**Records for this exercise**
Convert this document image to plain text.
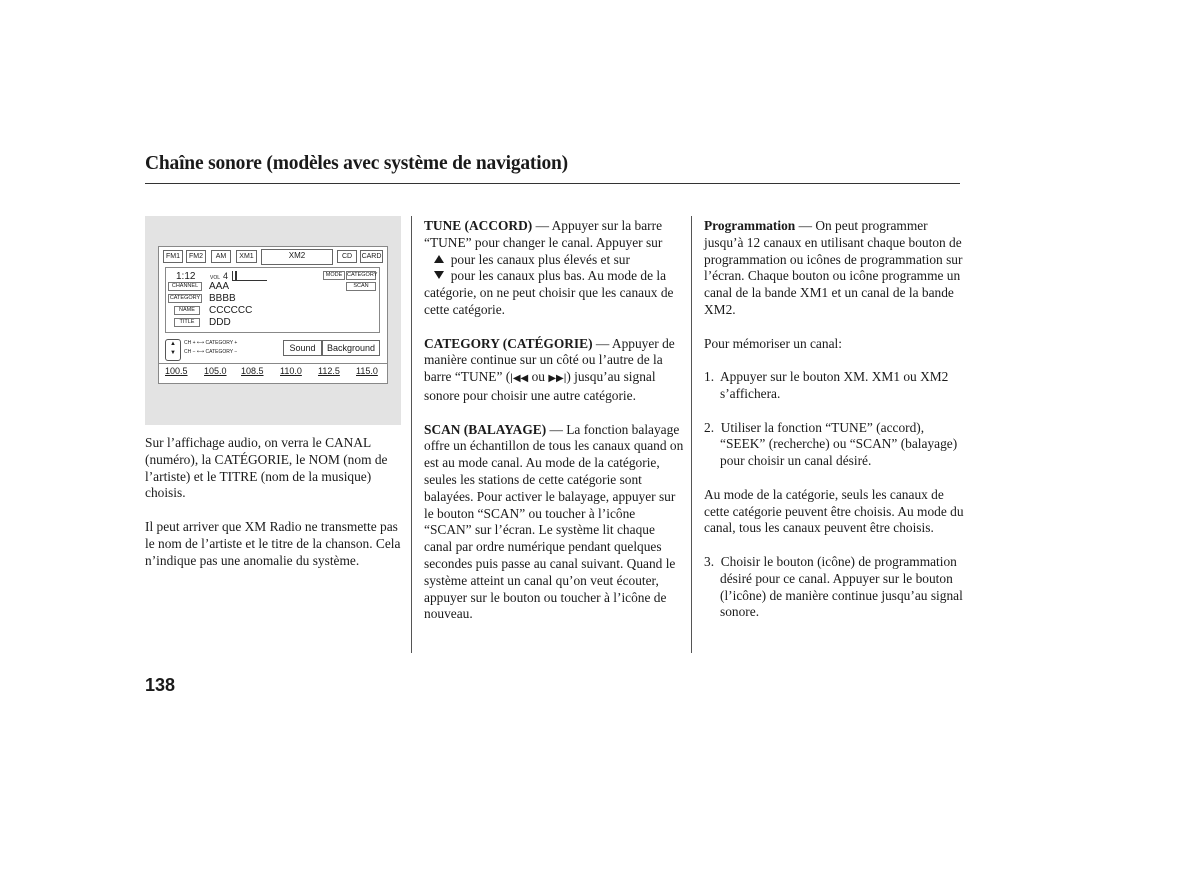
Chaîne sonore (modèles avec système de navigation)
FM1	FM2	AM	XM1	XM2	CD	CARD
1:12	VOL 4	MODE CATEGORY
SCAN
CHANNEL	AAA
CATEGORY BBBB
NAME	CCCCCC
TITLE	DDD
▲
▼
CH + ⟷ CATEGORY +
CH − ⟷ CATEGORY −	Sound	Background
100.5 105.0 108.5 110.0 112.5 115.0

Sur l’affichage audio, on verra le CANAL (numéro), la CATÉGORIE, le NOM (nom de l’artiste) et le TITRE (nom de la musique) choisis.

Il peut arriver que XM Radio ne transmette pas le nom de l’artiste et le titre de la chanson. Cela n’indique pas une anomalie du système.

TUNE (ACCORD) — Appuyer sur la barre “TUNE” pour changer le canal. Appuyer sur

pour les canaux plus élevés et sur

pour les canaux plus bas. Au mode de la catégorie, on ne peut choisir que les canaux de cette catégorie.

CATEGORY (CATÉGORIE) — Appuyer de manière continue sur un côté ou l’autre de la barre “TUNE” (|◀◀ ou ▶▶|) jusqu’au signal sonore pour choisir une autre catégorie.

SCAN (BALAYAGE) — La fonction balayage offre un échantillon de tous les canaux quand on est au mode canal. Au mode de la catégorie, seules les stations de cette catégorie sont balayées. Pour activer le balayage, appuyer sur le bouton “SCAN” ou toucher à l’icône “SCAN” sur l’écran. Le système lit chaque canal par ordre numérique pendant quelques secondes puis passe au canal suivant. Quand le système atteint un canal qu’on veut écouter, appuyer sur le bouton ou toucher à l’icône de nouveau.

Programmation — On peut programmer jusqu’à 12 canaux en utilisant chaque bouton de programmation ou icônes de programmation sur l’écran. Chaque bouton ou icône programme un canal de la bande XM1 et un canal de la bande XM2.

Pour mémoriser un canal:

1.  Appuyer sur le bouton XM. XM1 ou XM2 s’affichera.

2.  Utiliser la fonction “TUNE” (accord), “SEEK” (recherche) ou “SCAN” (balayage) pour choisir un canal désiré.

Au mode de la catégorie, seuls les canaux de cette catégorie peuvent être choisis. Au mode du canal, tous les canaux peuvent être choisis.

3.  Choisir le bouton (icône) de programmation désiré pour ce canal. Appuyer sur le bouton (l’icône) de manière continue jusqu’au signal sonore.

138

**The problem**
Where a line holds "CATEGORY", copy it out.

**Solution below**
1:12	VOL 4	MODE CATEGORY
CATEGORY BBBB
CH + ⟷ CATEGORY +
CH − ⟷ CATEGORY −	Sound	Background
CATEGORY (CATÉGORIE) — Appuyer de manière continue sur un côté ou l’autre de la barre “TUNE” (|◀◀ ou ▶▶|) jusqu’au signal sonore pour choisir une autre catégorie.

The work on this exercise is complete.